Data records

*****

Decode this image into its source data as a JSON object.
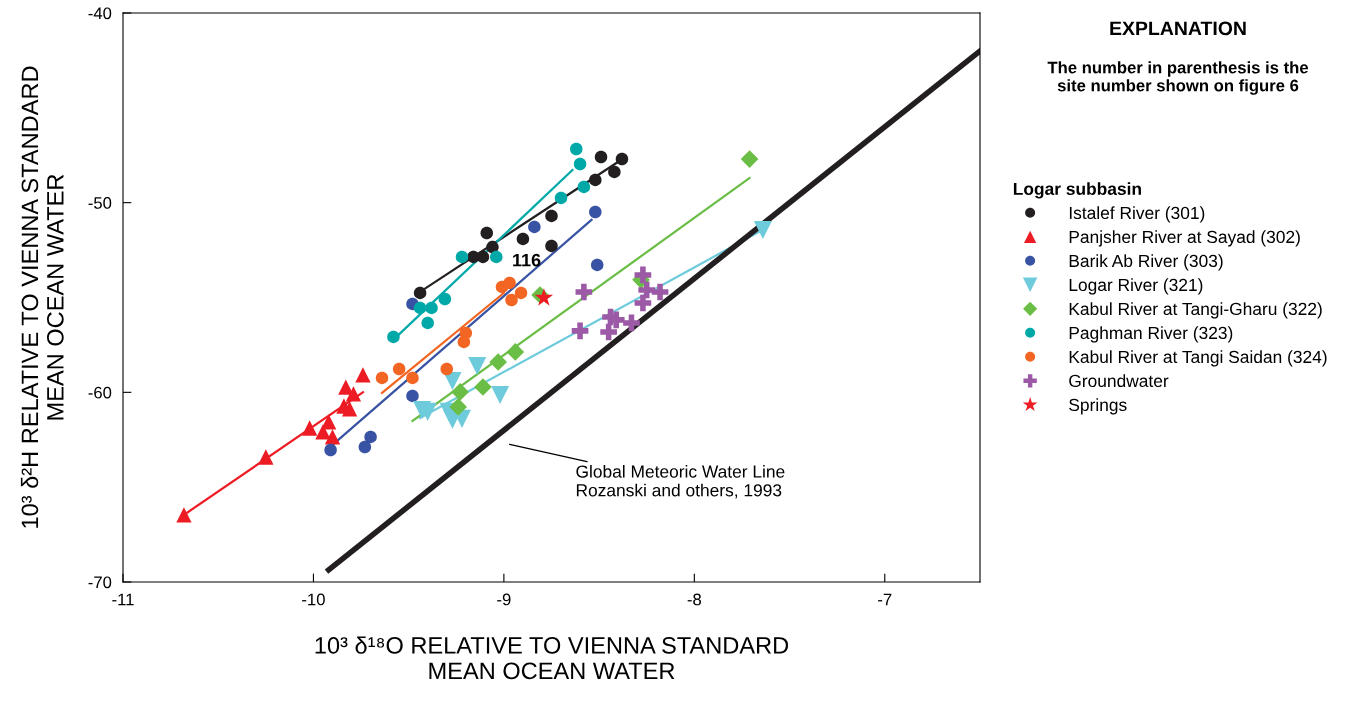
{
  "chart_data": {
    "type": "scatter",
    "xlabel": "10³ δ¹⁸O RELATIVE TO VIENNA STANDARD\nMEAN OCEAN WATER",
    "ylabel": "10³ δ²H RELATIVE TO VIENNA STANDARD\nMEAN OCEAN WATER",
    "legend_title": "Logar subbasin",
    "legend": "right",
    "grid": false,
    "xlim": [
      -11,
      -6.5
    ],
    "xticks": [
      -11,
      -10,
      -9,
      -8,
      -7
    ],
    "ylim": [
      -70,
      -40
    ],
    "yticks": [
      -70,
      -60,
      -50,
      -40
    ],
    "annotations": [
      "EXPLANATION",
      "The number in parenthesis is the\nsite number shown on figure 6",
      {
        "text": "116",
        "x": -8.79,
        "y": -55.02
      },
      "Global Meteoric Water Line\nRozanski and others, 1993"
    ],
    "series": [
      {
        "name": "Istalef River (301)",
        "color": "#231f20",
        "marker": "circle",
        "x": [
          -9.44,
          -9.09,
          -9.16,
          -9.11,
          -9.06,
          -8.9,
          -8.75,
          -8.75,
          -8.52,
          -8.49,
          -8.42,
          -8.38
        ],
        "values": [
          -54.76,
          -51.6,
          -52.86,
          -52.86,
          -52.34,
          -51.91,
          -50.7,
          -52.28,
          -48.8,
          -47.59,
          -48.38,
          -47.7
        ]
      },
      {
        "name": "Panjsher River at Sayad (302)",
        "color": "#ed1c24",
        "marker": "triangle",
        "x": [
          -10.68,
          -10.25,
          -10.02,
          -9.95,
          -9.92,
          -9.9,
          -9.84,
          -9.81,
          -9.83,
          -9.79,
          -9.74
        ],
        "values": [
          -66.46,
          -63.41,
          -61.88,
          -62.09,
          -61.56,
          -62.35,
          -60.72,
          -60.87,
          -59.72,
          -60.08,
          -59.08
        ]
      },
      {
        "name": "Barik Ab River (303)",
        "color": "#3953a4",
        "marker": "circle",
        "x": [
          -9.91,
          -9.7,
          -9.73,
          -9.48,
          -9.48,
          -8.84,
          -8.52,
          -8.51
        ],
        "values": [
          -63.04,
          -62.35,
          -62.88,
          -55.34,
          -60.19,
          -51.28,
          -50.49,
          -53.28
        ]
      },
      {
        "name": "Logar River (321)",
        "color": "#6dcbdb",
        "marker": "triangle_down",
        "x": [
          -9.43,
          -9.4,
          -9.27,
          -9.14,
          -9.02,
          -9.29,
          -9.27,
          -9.22,
          -7.64
        ],
        "values": [
          -60.93,
          -61.03,
          -59.4,
          -58.61,
          -60.14,
          -61.03,
          -61.45,
          -61.4,
          -51.44
        ]
      },
      {
        "name": "Kabul River at Tangi-Gharu (322)",
        "color": "#6abd45",
        "marker": "diamond",
        "x": [
          -9.03,
          -8.94,
          -9.23,
          -9.11,
          -9.24,
          -7.71,
          -8.28,
          -8.81
        ],
        "values": [
          -58.4,
          -57.87,
          -59.98,
          -59.72,
          -60.77,
          -47.7,
          -54.07,
          -54.87
        ]
      },
      {
        "name": "Paghman River (323)",
        "color": "#00a8a8",
        "marker": "circle",
        "x": [
          -8.62,
          -8.6,
          -8.58,
          -8.7,
          -9.04,
          -9.22,
          -9.31,
          -9.38,
          -9.44,
          -9.4,
          -9.58
        ],
        "values": [
          -47.17,
          -47.96,
          -49.17,
          -49.75,
          -52.86,
          -52.86,
          -55.08,
          -55.55,
          -55.55,
          -56.34,
          -57.08
        ]
      },
      {
        "name": "Kabul River at Tangi Saidan (324)",
        "color": "#f26522",
        "marker": "circle",
        "x": [
          -9.64,
          -9.55,
          -9.48,
          -9.3,
          -9.2,
          -9.21,
          -9.01,
          -8.97,
          -8.91,
          -8.96
        ],
        "values": [
          -59.24,
          -58.77,
          -59.24,
          -58.77,
          -56.87,
          -57.34,
          -54.44,
          -54.23,
          -54.76,
          -55.13
        ]
      },
      {
        "name": "Groundwater",
        "color": "#9b59a6",
        "marker": "cross",
        "x": [
          -8.58,
          -8.6,
          -8.45,
          -8.44,
          -8.41,
          -8.33,
          -8.27,
          -8.25,
          -8.18,
          -8.27
        ],
        "values": [
          -54.71,
          -56.76,
          -56.82,
          -56.03,
          -56.18,
          -56.34,
          -53.81,
          -54.6,
          -54.71,
          -55.29
        ]
      },
      {
        "name": "Springs",
        "color": "#ed1c24",
        "marker": "star",
        "x": [
          -8.79
        ],
        "values": [
          -55.02
        ]
      },
      {
        "type": "line",
        "color": "#231f20",
        "x": [
          -9.44,
          -8.37
        ],
        "values": [
          -54.7,
          -47.65
        ]
      },
      {
        "type": "line",
        "color": "#ed1c24",
        "x": [
          -10.68,
          -9.74
        ],
        "values": [
          -66.46,
          -60.0
        ]
      },
      {
        "type": "line",
        "color": "#3953a4",
        "x": [
          -9.9,
          -8.54
        ],
        "values": [
          -62.77,
          -50.91
        ]
      },
      {
        "type": "line",
        "color": "#6dcbdb",
        "x": [
          -9.44,
          -7.66
        ],
        "values": [
          -61.35,
          -51.54
        ]
      },
      {
        "type": "line",
        "color": "#6abd45",
        "x": [
          -9.48,
          -7.71
        ],
        "values": [
          -61.51,
          -48.7
        ]
      },
      {
        "type": "line",
        "color": "#00a8a8",
        "x": [
          -9.57,
          -8.64
        ],
        "values": [
          -57.13,
          -48.28
        ]
      },
      {
        "type": "line",
        "color": "#f26522",
        "x": [
          -9.64,
          -9.0
        ],
        "values": [
          -60.03,
          -54.76
        ]
      },
      {
        "type": "line",
        "color": "#231f20",
        "x": [
          -9.92,
          -6.5
        ],
        "values": [
          -69.36,
          -42.0
        ]
      }
    ]
  }
}
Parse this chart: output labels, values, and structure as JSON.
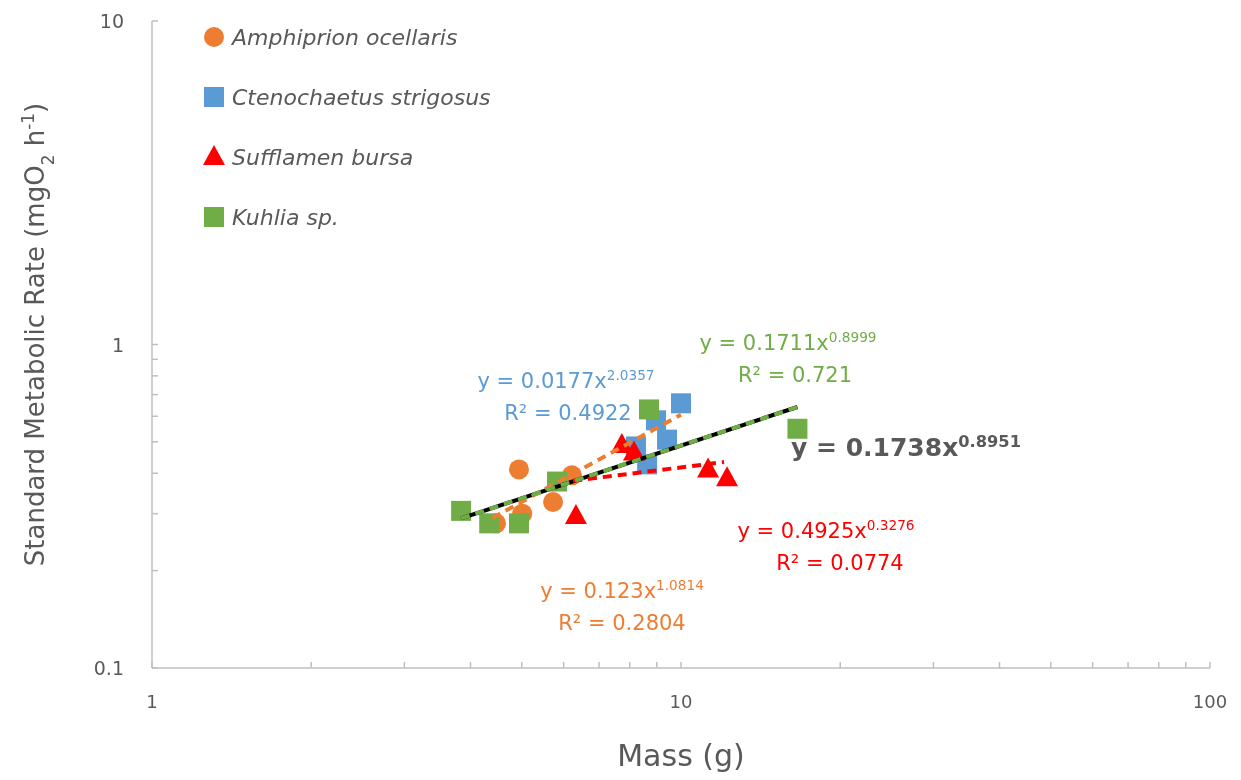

*****

= GIVEN TASK =
Extract the full listing exactly, with the pictures left out.

= TASK RESPONSE =
Decode this image into its source data as a JSON object.
{
  "chart_data": {
    "type": "scatter",
    "xlabel": "10³ δ¹⁸O RELATIVE TO VIENNA STANDARD\nMEAN OCEAN WATER",
    "ylabel": "10³ δ²H RELATIVE TO VIENNA STANDARD\nMEAN OCEAN WATER",
    "legend_title": "Logar subbasin",
    "legend": "right",
    "grid": false,
    "xlim": [
      -11,
      -6.5
    ],
    "xticks": [
      -11,
      -10,
      -9,
      -8,
      -7
    ],
    "ylim": [
      -70,
      -40
    ],
    "yticks": [
      -70,
      -60,
      -50,
      -40
    ],
    "annotations": [
      "EXPLANATION",
      "The number in parenthesis is the\nsite number shown on figure 6",
      {
        "text": "116",
        "x": -8.79,
        "y": -55.02
      },
      "Global Meteoric Water Line\nRozanski and others, 1993"
    ],
    "series": [
      {
        "name": "Istalef River (301)",
        "color": "#231f20",
        "marker": "circle",
        "x": [
          -9.44,
          -9.09,
          -9.16,
          -9.11,
          -9.06,
          -8.9,
          -8.75,
          -8.75,
          -8.52,
          -8.49,
          -8.42,
          -8.38
        ],
        "values": [
          -54.76,
          -51.6,
          -52.86,
          -52.86,
          -52.34,
          -51.91,
          -50.7,
          -52.28,
          -48.8,
          -47.59,
          -48.38,
          -47.7
        ]
      },
      {
        "name": "Panjsher River at Sayad (302)",
        "color": "#ed1c24",
        "marker": "triangle",
        "x": [
          -10.68,
          -10.25,
          -10.02,
          -9.95,
          -9.92,
          -9.9,
          -9.84,
          -9.81,
          -9.83,
          -9.79,
          -9.74
        ],
        "values": [
          -66.46,
          -63.41,
          -61.88,
          -62.09,
          -61.56,
          -62.35,
          -60.72,
          -60.87,
          -59.72,
          -60.08,
          -59.08
        ]
      },
      {
        "name": "Barik Ab River (303)",
        "color": "#3953a4",
        "marker": "circle",
        "x": [
          -9.91,
          -9.7,
          -9.73,
          -9.48,
          -9.48,
          -8.84,
          -8.52,
          -8.51
        ],
        "values": [
          -63.04,
          -62.35,
          -62.88,
          -55.34,
          -60.19,
          -51.28,
          -50.49,
          -53.28
        ]
      },
      {
        "name": "Logar River (321)",
        "color": "#6dcbdb",
        "marker": "triangle_down",
        "x": [
          -9.43,
          -9.4,
          -9.27,
          -9.14,
          -9.02,
          -9.29,
          -9.27,
          -9.22,
          -7.64
        ],
        "values": [
          -60.93,
          -61.03,
          -59.4,
          -58.61,
          -60.14,
          -61.03,
          -61.45,
          -61.4,
          -51.44
        ]
      },
      {
        "name": "Kabul River at Tangi-Gharu (322)",
        "color": "#6abd45",
        "marker": "diamond",
        "x": [
          -9.03,
          -8.94,
          -9.23,
          -9.11,
          -9.24,
          -7.71,
          -8.28,
          -8.81
        ],
        "values": [
          -58.4,
          -57.87,
          -59.98,
          -59.72,
          -60.77,
          -47.7,
          -54.07,
          -54.87
        ]
      },
      {
        "name": "Paghman River (323)",
        "color": "#00a8a8",
        "marker": "circle",
        "x": [
          -8.62,
          -8.6,
          -8.58,
          -8.7,
          -9.04,
          -9.22,
          -9.31,
          -9.38,
          -9.44,
          -9.4,
          -9.58
        ],
        "values": [
          -47.17,
          -47.96,
          -49.17,
          -49.75,
          -52.86,
          -52.86,
          -55.08,
          -55.55,
          -55.55,
          -56.34,
          -57.08
        ]
      },
      {
        "name": "Kabul River at Tangi Saidan (324)",
        "color": "#f26522",
        "marker": "circle",
        "x": [
          -9.64,
          -9.55,
          -9.48,
          -9.3,
          -9.2,
          -9.21,
          -9.01,
          -8.97,
          -8.91,
          -8.96
        ],
        "values": [
          -59.24,
          -58.77,
          -59.24,
          -58.77,
          -56.87,
          -57.34,
          -54.44,
          -54.23,
          -54.76,
          -55.13
        ]
      },
      {
        "name": "Groundwater",
        "color": "#9b59a6",
        "marker": "cross",
        "x": [
          -8.58,
          -8.6,
          -8.45,
          -8.44,
          -8.41,
          -8.33,
          -8.27,
          -8.25,
          -8.18,
          -8.27
        ],
        "values": [
          -54.71,
          -56.76,
          -56.82,
          -56.03,
          -56.18,
          -56.34,
          -53.81,
          -54.6,
          -54.71,
          -55.29
        ]
      },
      {
        "name": "Springs",
        "color": "#ed1c24",
        "marker": "star",
        "x": [
          -8.79
        ],
        "values": [
          -55.02
        ]
      },
      {
        "type": "line",
        "color": "#231f20",
        "x": [
          -9.44,
          -8.37
        ],
        "values": [
          -54.7,
          -47.65
        ]
      },
      {
        "type": "line",
        "color": "#ed1c24",
        "x": [
          -10.68,
          -9.74
        ],
        "values": [
          -66.46,
          -60.0
        ]
      },
      {
        "type": "line",
        "color": "#3953a4",
        "x": [
          -9.9,
          -8.54
        ],
        "values": [
          -62.77,
          -50.91
        ]
      },
      {
        "type": "line",
        "color": "#6dcbdb",
        "x": [
          -9.44,
          -7.66
        ],
        "values": [
          -61.35,
          -51.54
        ]
      },
      {
        "type": "line",
        "color": "#6abd45",
        "x": [
          -9.48,
          -7.71
        ],
        "values": [
          -61.51,
          -48.7
        ]
      },
      {
        "type": "line",
        "color": "#00a8a8",
        "x": [
          -9.57,
          -8.64
        ],
        "values": [
          -57.13,
          -48.28
        ]
      },
      {
        "type": "line",
        "color": "#f26522",
        "x": [
          -9.64,
          -9.0
        ],
        "values": [
          -60.03,
          -54.76
        ]
      },
      {
        "type": "line",
        "color": "#231f20",
        "x": [
          -9.92,
          -6.5
        ],
        "values": [
          -69.36,
          -42.0
        ]
      }
    ]
  }
}
Parse this chart: output labels, values, and structure as JSON.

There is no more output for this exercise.